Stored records

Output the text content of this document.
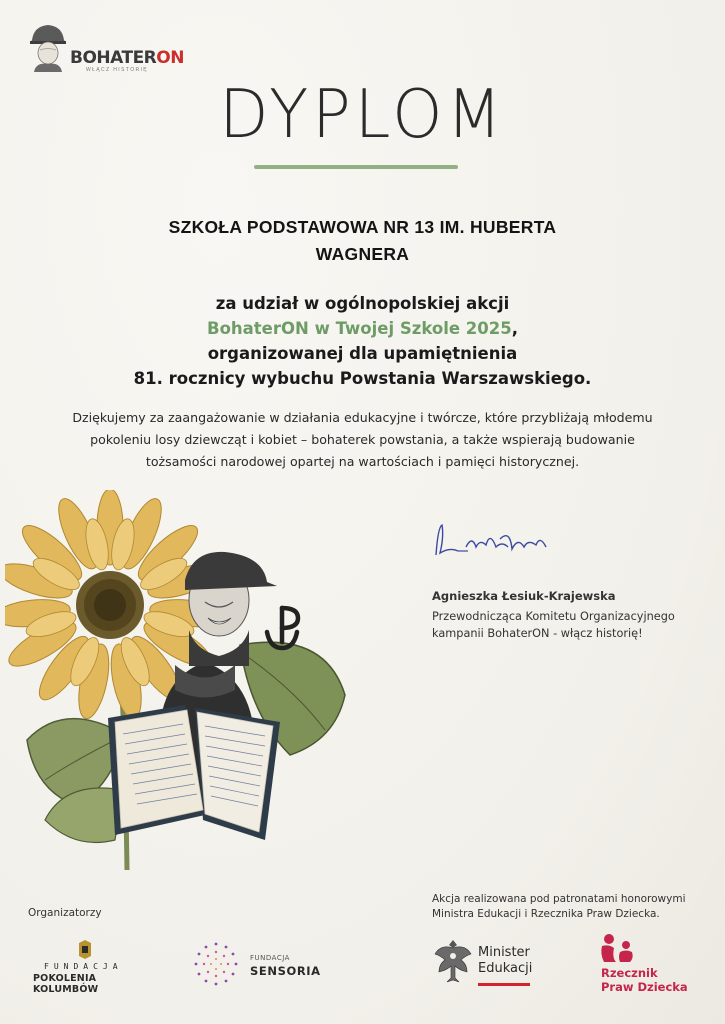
BOHATERON
WŁĄCZ HISTORIĘ
DYPLOM
SZKOŁA PODSTAWOWA NR 13 IM. HUBERTA
WAGNERA
za udział w ogólnopolskiej akcji
BohaterON w Twojej Szkole 2025,
organizowanej dla upamiętnienia
81. rocznicy wybuchu Powstania Warszawskiego.
Dziękujemy za zaangażowanie w działania edukacyjne i twórcze, które przybliżają młodemu
pokoleniu losy dziewcząt i kobiet – bohaterek powstania, a także wspierają budowanie
tożsamości narodowej opartej na wartościach i pamięci historycznej.
Agnieszka Łesiuk-Krajewska
Przewodnicząca Komitetu Organizacyjnego
kampanii BohaterON - włącz historię!
Akcja realizowana pod patronatami honorowymi
Ministra Edukacji i Rzecznika Praw Dziecka.
Organizatorzy
FUNDACJA
POKOLENIA KOLUMBÓW
FUNDACJA
SENSORIA
Minister
Edukacji	Rzecznik
Praw Dziecka
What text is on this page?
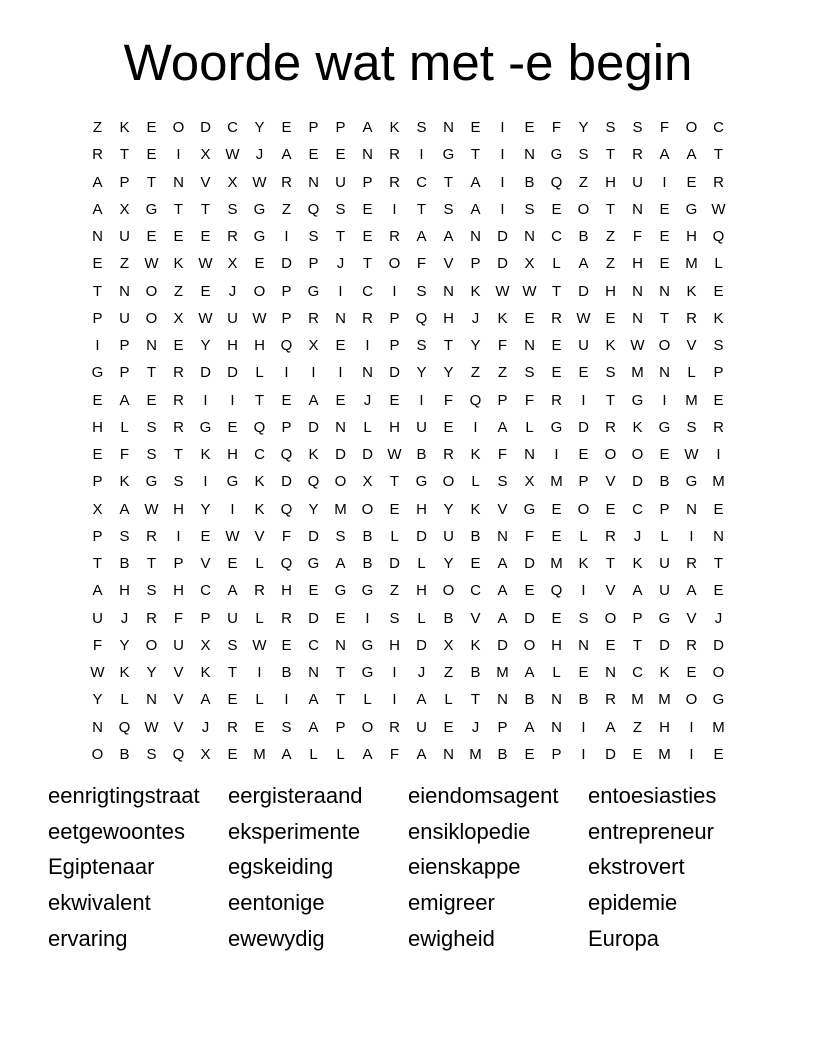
Woorde wat met -e begin
Z	K	E	O	D	C	Y	E	P	P	A	K	S	N	E	I	E	F	Y	S	S	F	O	C
R	T	E	I	X	W	J	A	E	E	N	R	I	G	T	I	N	G	S	T	R	A	A	T
A	P	T	N	V	X	W	R	N	U	P	R	C	T	A	I	B	Q	Z	H	U	I	E	R
A	X	G	T	T	S	G	Z	Q	S	E	I	T	S	A	I	S	E	O	T	N	E	G	W
N	U	E	E	E	R	G	I	S	T	E	R	A	A	N	D	N	C	B	Z	F	E	H	Q
E	Z	W	K	W	X	E	D	P	J	T	O	F	V	P	D	X	L	A	Z	H	E	M	L
T	N	O	Z	E	J	O	P	G	I	C	I	S	N	K	W	W	T	D	H	N	N	K	E
P	U	O	X	W	U	W	P	R	N	R	P	Q	H	J	K	E	R	W	E	N	T	R	K
I	P	N	E	Y	H	H	Q	X	E	I	P	S	T	Y	F	N	E	U	K	W	O	V	S
G	P	T	R	D	D	L	I	I	I	N	D	Y	Y	Z	Z	S	E	E	S	M	N	L	P
E	A	E	R	I	I	T	E	A	E	J	E	I	F	Q	P	F	R	I	T	G	I	M	E
H	L	S	R	G	E	Q	P	D	N	L	H	U	E	I	A	L	G	D	R	K	G	S	R
E	F	S	T	K	H	C	Q	K	D	D	W	B	R	K	F	N	I	E	O	O	E	W	I
P	K	G	S	I	G	K	D	Q	O	X	T	G	O	L	S	X	M	P	V	D	B	G	M
X	A	W	H	Y	I	K	Q	Y	M	O	E	H	Y	K	V	G	E	O	E	C	P	N	E
P	S	R	I	E	W	V	F	D	S	B	L	D	U	B	N	F	E	L	R	J	L	I	N
T	B	T	P	V	E	L	Q	G	A	B	D	L	Y	E	A	D	M	K	T	K	U	R	T
A	H	S	H	C	A	R	H	E	G	G	Z	H	O	C	A	E	Q	I	V	A	U	A	E
U	J	R	F	P	U	L	R	D	E	I	S	L	B	V	A	D	E	S	O	P	G	V	J
F	Y	O	U	X	S	W	E	C	N	G	H	D	X	K	D	O	H	N	E	T	D	R	D
W	K	Y	V	K	T	I	B	N	T	G	I	J	Z	B	M	A	L	E	N	C	K	E	O
Y	L	N	V	A	E	L	I	A	T	L	I	A	L	T	N	B	N	B	R	M	M	O	G
N	Q	W	V	J	R	E	S	A	P	O	R	U	E	J	P	A	N	I	A	Z	H	I	M
O	B	S	Q	X	E	M	A	L	L	A	F	A	N	M	B	E	P	I	D	E	M	I	E
eenrigtingstraat	eergisteraand	eiendomsagent	entoesiasties
eetgewoontes	eksperimente	ensiklopedie	entrepreneur
Egiptenaar	egskeiding	eienskappe	ekstrovert
ekwivalent	eentonige	emigreer	epidemie
ervaring	ewewydig	ewigheid	Europa
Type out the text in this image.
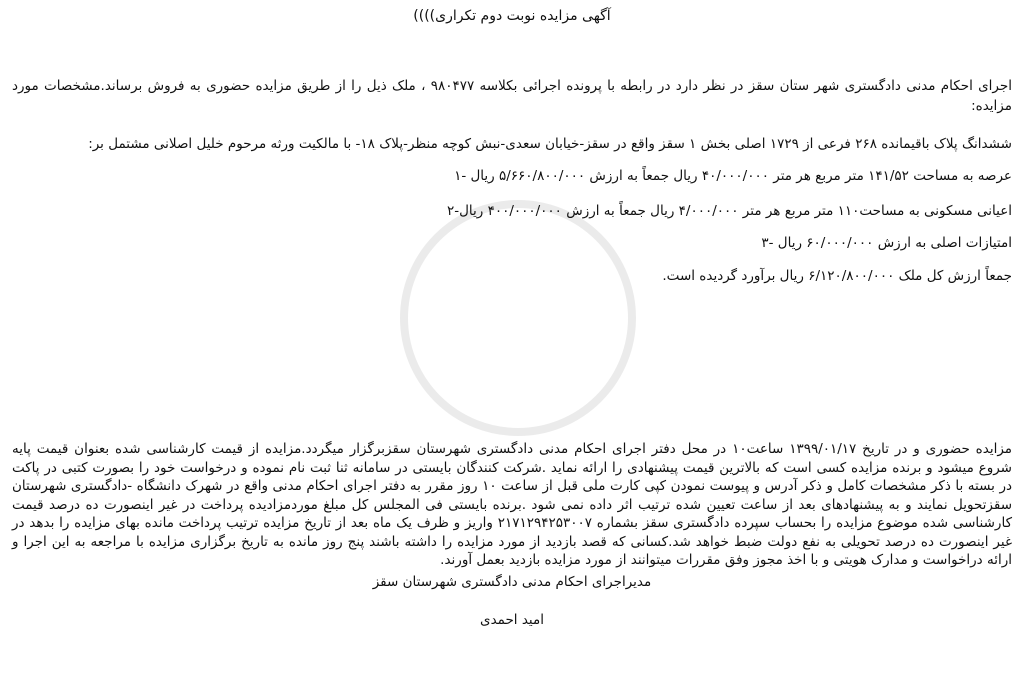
آگهی مزایده نوبت دوم تکراری))))
اجرای احکام مدنی دادگستری شهر ستان سقز در نظر دارد در رابطه با پرونده اجرائی بکلاسه ۹۸۰۴۷۷ ، ملک ذیل را از طریق مزایده حضوری به فروش برساند.مشخصات مورد مزایده:
ششدانگ پلاک باقیمانده ۲۶۸ فرعی از ۱۷۲۹ اصلی بخش ۱ سقز واقع در سقز-خیابان سعدی-نبش کوچه منظر-پلاک ۱۸- با مالکیت ورثه مرحوم خلیل اصلانی مشتمل بر:
عرصه به مساحت ۱۴۱/۵۲ متر مربع هر متر ۴۰/۰۰۰/۰۰۰ ریال جمعاً به ارزش ۵/۶۶۰/۸۰۰/۰۰۰ ریال -۱
اعیانی مسکونی به مساحت۱۱۰ متر مربع هر متر ۴/۰۰۰/۰۰۰ ریال جمعاً به ارزش ۴۰۰/۰۰۰/۰۰۰ ریال-۲
امتیازات اصلی به ارزش ۶۰/۰۰۰/۰۰۰ ریال -۳
جمعاً ارزش کل ملک ۶/۱۲۰/۸۰۰/۰۰۰ ریال برآورد گردیده است.
مزایده حضوری و در تاریخ ۱۳۹۹/۰۱/۱۷ ساعت۱۰ در محل دفتر اجرای احکام مدنی دادگستری شهرستان سقزبرگزار میگردد.مزایده از قیمت کارشناسی شده بعنوان قیمت پایه شروع میشود و برنده مزایده کسی است که بالاترین قیمت پیشنهادی را ارائه نماید .شرکت کنندگان بایستی در سامانه ثنا ثبت نام نموده و درخواست خود را بصورت کتبی در پاکت در بسته با ذکر مشخصات کامل و ذکر آدرس و پیوست نمودن کپی کارت ملی قبل از ساعت ۱۰ روز مقرر به دفتر اجرای احکام مدنی واقع در شهرک دانشگاه -دادگستری شهرستان سقزتحویل نمایند و به پیشنهادهای بعد از ساعت تعیین شده ترتیب اثر داده نمی شود .برنده بایستی فی المجلس کل مبلغ موردمزادیده پرداخت در غیر اینصورت ده درصد قیمت کارشناسی شده موضوع مزایده را بحساب سپرده دادگستری سقز بشماره ۲۱۷۱۲۹۴۲۵۳۰۰۷ واریز و ظرف یک ماه بعد از تاریخ مزایده ترتیب پرداخت مانده بهای مزایده را بدهد در غیر اینصورت ده درصد تحویلی به نفع دولت ضبط خواهد شد.کسانی که قصد بازدید از مورد مزایده را داشته باشند پنج روز مانده به تاریخ برگزاری مزایده با مراجعه به این اجرا و ارائه دراخواست و مدارک هویتی و با اخذ مجوز وفق مقررات میتوانند از مورد مزایده بازدید بعمل آورند.
مدیراجرای احکام مدنی دادگستری شهرستان سقز
امید احمدی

### Short problem
Print the listing above in full, exactly as written. Omit any pictures.

### Written answer
Output the text content of this document.
BOHATERON
WŁĄCZ HISTORIĘ
DYPLOM
SZKOŁA PODSTAWOWA NR 13 IM. HUBERTA
WAGNERA
za udział w ogólnopolskiej akcji
BohaterON w Twojej Szkole 2025,
organizowanej dla upamiętnienia
81. rocznicy wybuchu Powstania Warszawskiego.
Dziękujemy za zaangażowanie w działania edukacyjne i twórcze, które przybliżają młodemu
pokoleniu losy dziewcząt i kobiet – bohaterek powstania, a także wspierają budowanie
tożsamości narodowej opartej na wartościach i pamięci historycznej.
Agnieszka Łesiuk-Krajewska
Przewodnicząca Komitetu Organizacyjnego
kampanii BohaterON - włącz historię!
Akcja realizowana pod patronatami honorowymi
Ministra Edukacji i Rzecznika Praw Dziecka.
Organizatorzy
FUNDACJA
POKOLENIA KOLUMBÓW
FUNDACJA
SENSORIA
Minister
Edukacji	Rzecznik
Praw Dziecka
What text is on this page?
Woorde wat met -e begin
Z	K	E	O	D	C	Y	E	P	P	A	K	S	N	E	I	E	F	Y	S	S	F	O	C
R	T	E	I	X	W	J	A	E	E	N	R	I	G	T	I	N	G	S	T	R	A	A	T
A	P	T	N	V	X	W	R	N	U	P	R	C	T	A	I	B	Q	Z	H	U	I	E	R
A	X	G	T	T	S	G	Z	Q	S	E	I	T	S	A	I	S	E	O	T	N	E	G	W
N	U	E	E	E	R	G	I	S	T	E	R	A	A	N	D	N	C	B	Z	F	E	H	Q
E	Z	W	K	W	X	E	D	P	J	T	O	F	V	P	D	X	L	A	Z	H	E	M	L
T	N	O	Z	E	J	O	P	G	I	C	I	S	N	K	W	W	T	D	H	N	N	K	E
P	U	O	X	W	U	W	P	R	N	R	P	Q	H	J	K	E	R	W	E	N	T	R	K
I	P	N	E	Y	H	H	Q	X	E	I	P	S	T	Y	F	N	E	U	K	W	O	V	S
G	P	T	R	D	D	L	I	I	I	N	D	Y	Y	Z	Z	S	E	E	S	M	N	L	P
E	A	E	R	I	I	T	E	A	E	J	E	I	F	Q	P	F	R	I	T	G	I	M	E
H	L	S	R	G	E	Q	P	D	N	L	H	U	E	I	A	L	G	D	R	K	G	S	R
E	F	S	T	K	H	C	Q	K	D	D	W	B	R	K	F	N	I	E	O	O	E	W	I
P	K	G	S	I	G	K	D	Q	O	X	T	G	O	L	S	X	M	P	V	D	B	G	M
X	A	W	H	Y	I	K	Q	Y	M	O	E	H	Y	K	V	G	E	O	E	C	P	N	E
P	S	R	I	E	W	V	F	D	S	B	L	D	U	B	N	F	E	L	R	J	L	I	N
T	B	T	P	V	E	L	Q	G	A	B	D	L	Y	E	A	D	M	K	T	K	U	R	T
A	H	S	H	C	A	R	H	E	G	G	Z	H	O	C	A	E	Q	I	V	A	U	A	E
U	J	R	F	P	U	L	R	D	E	I	S	L	B	V	A	D	E	S	O	P	G	V	J
F	Y	O	U	X	S	W	E	C	N	G	H	D	X	K	D	O	H	N	E	T	D	R	D
W	K	Y	V	K	T	I	B	N	T	G	I	J	Z	B	M	A	L	E	N	C	K	E	O
Y	L	N	V	A	E	L	I	A	T	L	I	A	L	T	N	B	N	B	R	M	M	O	G
N	Q	W	V	J	R	E	S	A	P	O	R	U	E	J	P	A	N	I	A	Z	H	I	M
O	B	S	Q	X	E	M	A	L	L	A	F	A	N	M	B	E	P	I	D	E	M	I	E
eenrigtingstraat	eergisteraand	eiendomsagent	entoesiasties
eetgewoontes	eksperimente	ensiklopedie	entrepreneur
Egiptenaar	egskeiding	eienskappe	ekstrovert
ekwivalent	eentonige	emigreer	epidemie
ervaring	ewewydig	ewigheid	Europa
Type out the text in this image.
آگهی مزایده نوبت دوم تکراری))))
اجرای احکام مدنی دادگستری شهر ستان سقز در نظر دارد در رابطه با پرونده اجرائی بکلاسه ۹۸۰۴۷۷ ، ملک ذیل را از طریق مزایده حضوری به فروش برساند.مشخصات مورد مزایده:
ششدانگ پلاک باقیمانده ۲۶۸ فرعی از ۱۷۲۹ اصلی بخش ۱ سقز واقع در سقز-خیابان سعدی-نبش کوچه منظر-پلاک ۱۸- با مالکیت ورثه مرحوم خلیل اصلانی مشتمل بر:
عرصه به مساحت ۱۴۱/۵۲ متر مربع هر متر ۴۰/۰۰۰/۰۰۰ ریال جمعاً به ارزش ۵/۶۶۰/۸۰۰/۰۰۰ ریال -۱
اعیانی مسکونی به مساحت۱۱۰ متر مربع هر متر ۴/۰۰۰/۰۰۰ ریال جمعاً به ارزش ۴۰۰/۰۰۰/۰۰۰ ریال-۲
امتیازات اصلی به ارزش ۶۰/۰۰۰/۰۰۰ ریال -۳
جمعاً ارزش کل ملک ۶/۱۲۰/۸۰۰/۰۰۰ ریال برآورد گردیده است.
مزایده حضوری و در تاریخ ۱۳۹۹/۰۱/۱۷ ساعت۱۰ در محل دفتر اجرای احکام مدنی دادگستری شهرستان سقزبرگزار میگردد.مزایده از قیمت کارشناسی شده بعنوان قیمت پایه شروع میشود و برنده مزایده کسی است که بالاترین قیمت پیشنهادی را ارائه نماید .شرکت کنندگان بایستی در سامانه ثنا ثبت نام نموده و درخواست خود را بصورت کتبی در پاکت در بسته با ذکر مشخصات کامل و ذکر آدرس و پیوست نمودن کپی کارت ملی قبل از ساعت ۱۰ روز مقرر به دفتر اجرای احکام مدنی واقع در شهرک دانشگاه -دادگستری شهرستان سقزتحویل نمایند و به پیشنهادهای بعد از ساعت تعیین شده ترتیب اثر داده نمی شود .برنده بایستی فی المجلس کل مبلغ موردمزادیده پرداخت در غیر اینصورت ده درصد قیمت کارشناسی شده موضوع مزایده را بحساب سپرده دادگستری سقز بشماره ۲۱۷۱۲۹۴۲۵۳۰۰۷ واریز و ظرف یک ماه بعد از تاریخ مزایده ترتیب پرداخت مانده بهای مزایده را بدهد در غیر اینصورت ده درصد تحویلی به نفع دولت ضبط خواهد شد.کسانی که قصد بازدید از مورد مزایده را داشته باشند پنج روز مانده به تاریخ برگزاری مزایده با مراجعه به این اجرا و ارائه دراخواست و مدارک هویتی و با اخذ مجوز وفق مقررات میتوانند از مورد مزایده بازدید بعمل آورند.
مدیراجرای احکام مدنی دادگستری شهرستان سقز
امید احمدی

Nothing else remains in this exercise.